• _Provided data_
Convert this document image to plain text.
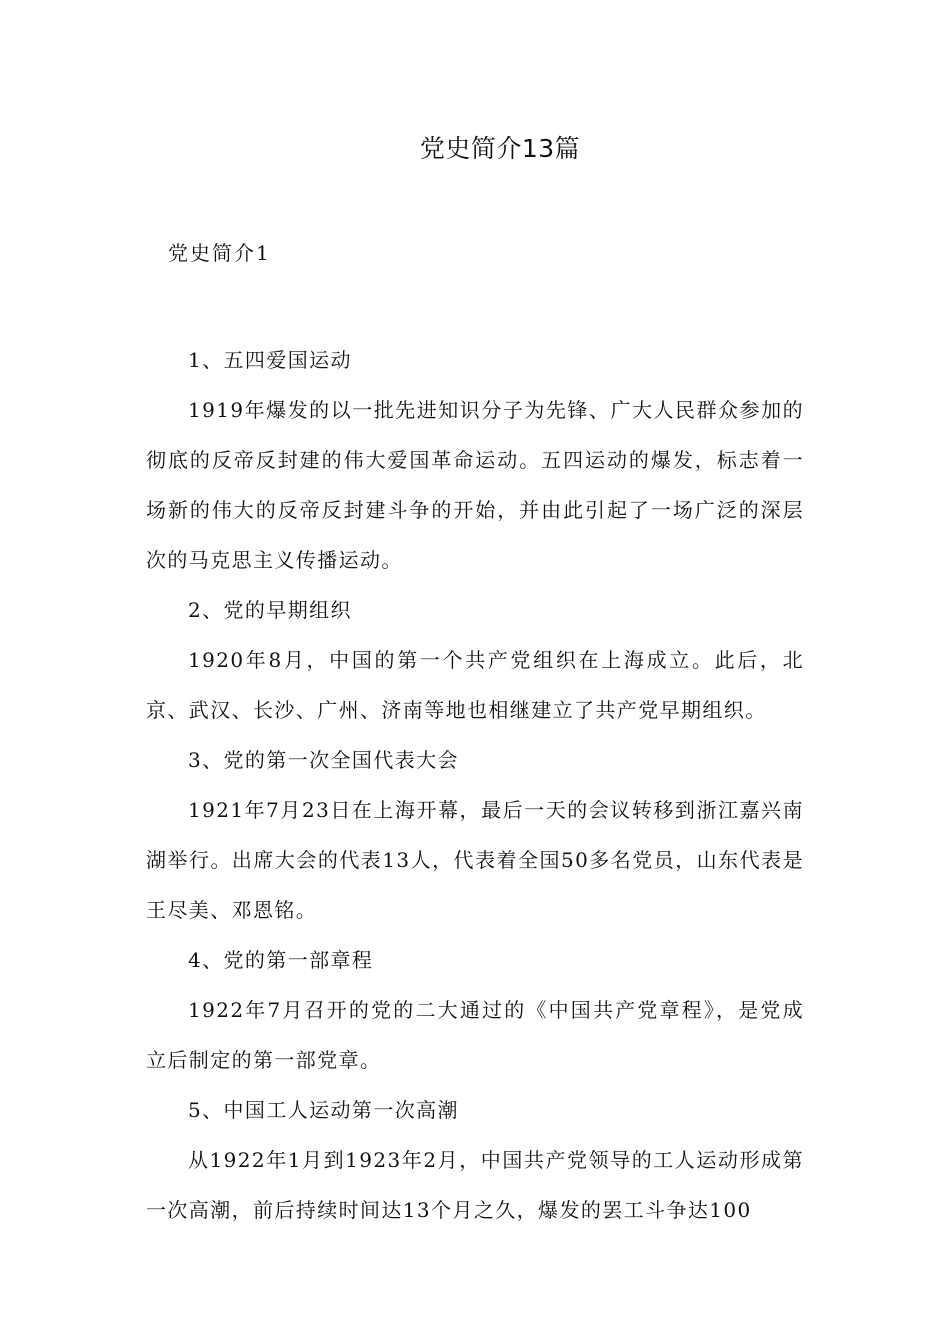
党史简介13篇
党史简介1

1、五四爱国运动

1919年爆发的以一批先进知识分子为先锋、广大人民群众参加的彻底的反帝反封建的伟大爱国革命运动。五四运动的爆发，标志着一场新的伟大的反帝反封建斗争的开始，并由此引起了一场广泛的深层次的马克思主义传播运动。

2、党的早期组织

1920年8月，中国的第一个共产党组织在上海成立。此后，北京、武汉、长沙、广州、济南等地也相继建立了共产党早期组织。

3、党的第一次全国代表大会

1921年7月23日在上海开幕，最后一天的会议转移到浙江嘉兴南湖举行。出席大会的代表13人，代表着全国50多名党员，山东代表是王尽美、邓恩铭。

4、党的第一部章程

1922年7月召开的党的二大通过的《中国共产党章程》，是党成立后制定的第一部党章。

5、中国工人运动第一次高潮

从1922年1月到1923年2月，中国共产党领导的工人运动形成第一次高潮，前后持续时间达13个月之久，爆发的罢工斗争达100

• _What is expected_
Leave every image out, and retype the material exactly.

• _Completed exercise_
Convert this document image to plain text.
党史简介13篇
党史简介1

1、五四爱国运动

1919年爆发的以一批先进知识分子为先锋、广大人民群众参加的彻底的反帝反封建的伟大爱国革命运动。五四运动的爆发，标志着一场新的伟大的反帝反封建斗争的开始，并由此引起了一场广泛的深层次的马克思主义传播运动。

2、党的早期组织

1920年8月，中国的第一个共产党组织在上海成立。此后，北京、武汉、长沙、广州、济南等地也相继建立了共产党早期组织。

3、党的第一次全国代表大会

1921年7月23日在上海开幕，最后一天的会议转移到浙江嘉兴南湖举行。出席大会的代表13人，代表着全国50多名党员，山东代表是王尽美、邓恩铭。

4、党的第一部章程

1922年7月召开的党的二大通过的《中国共产党章程》，是党成立后制定的第一部党章。

5、中国工人运动第一次高潮

从1922年1月到1923年2月，中国共产党领导的工人运动形成第一次高潮，前后持续时间达13个月之久，爆发的罢工斗争达100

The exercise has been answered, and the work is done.